(Passage to read):
+-------+
- Born: October 13, 1942 (age 83) Milwaukee, Wisconsin, U.S.
- Occupations: Actor, singer
- Years active: 1972–2015
- Known for: The Phantom of the Opera
- Spouse: Marti Morris (m. 1976)

= George Lee Andrews =

American actor and singer

George Lee Andrews (born October 13, 1942, Milwaukee, Wisconsin) is an American actor and singer. He holds the Guinness World Record for the most performances in the same Broadway show, having appeared in the musical The Phantom of the Opera on 9,382 occasions over a period of 23 years; he was in the original Broadway cast of the show and took over the role of Richard Firmin from 1990 to 2001, he then switched roles with Jeff Keller and played Gilles André from 2001 to 2011.

He made his Broadway debut as Frid in the original production of A Little Night Music, and later appeared in the original productions of On the Twentieth Century, Merlin, and The Phantom of the Opera, and in the revival of Evita. He returned to A Little Night Music in 1990, this time in the leading role of Frederick Egerman at the New York City Opera.

From 1979 to 1980, he played El Gallo in The Fantasticks. In 1986, he played King Arthur in Camelot.
+-------+
(Provided material):
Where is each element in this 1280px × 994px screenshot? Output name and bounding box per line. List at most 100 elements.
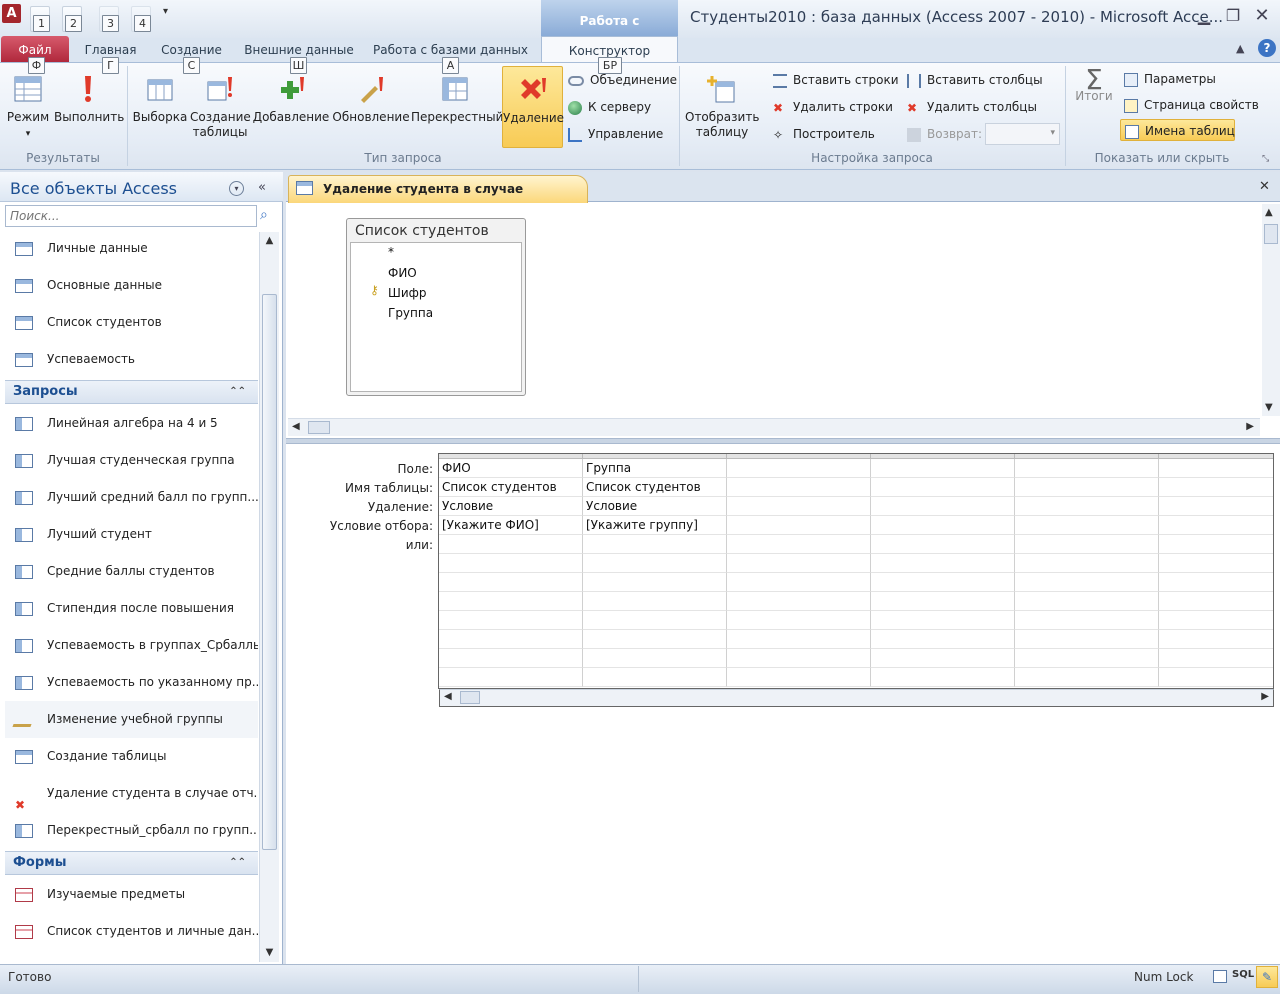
+-------+
(Exercises):
1 > In the George Lee Andrews biography, reproduce the passage between "George Lee Andrews (born" and "2001 to 2011.", inclusive.
2 > According to the George Lee Andrews biography, what role did he play in Camelot in 1986?
3 > Decide whether each statement agrees with the George Lee Andrews biography. Answer yes or no, and quote the words from the biography that decide it.
(a) He made his Broadway debut as Frid in A Little Night Music.
(b) He played Richard Firmin from 2001 to 2011.
(c) He appeared in The Phantom of the Opera on 9,382 occasions.

(The solutions):
1 >
George Lee Andrews (born October 13, 1942, Milwaukee, Wisconsin) is an American actor and singer. He holds the Guinness World Record for the most performances in the same Broadway show, having appeared in the musical The Phantom of the Opera on 9,382 occasions over a period of 23 years; he was in the original Broadway cast of the show and took over the role of Richard Firmin from 1990 to 2001, he then switched roles with Jeff Keller and played Gilles André from 2001 to 2011.

2 > King Arthur.

3 >
(a) Yes: "He made his Broadway debut as Frid in the original production of A Little Night Music"
(b) No: "took over the role of Richard Firmin from 1990 to 2001"
(c) Yes: "having appeared in the musical The Phantom of the Opera on 9,382 occasions"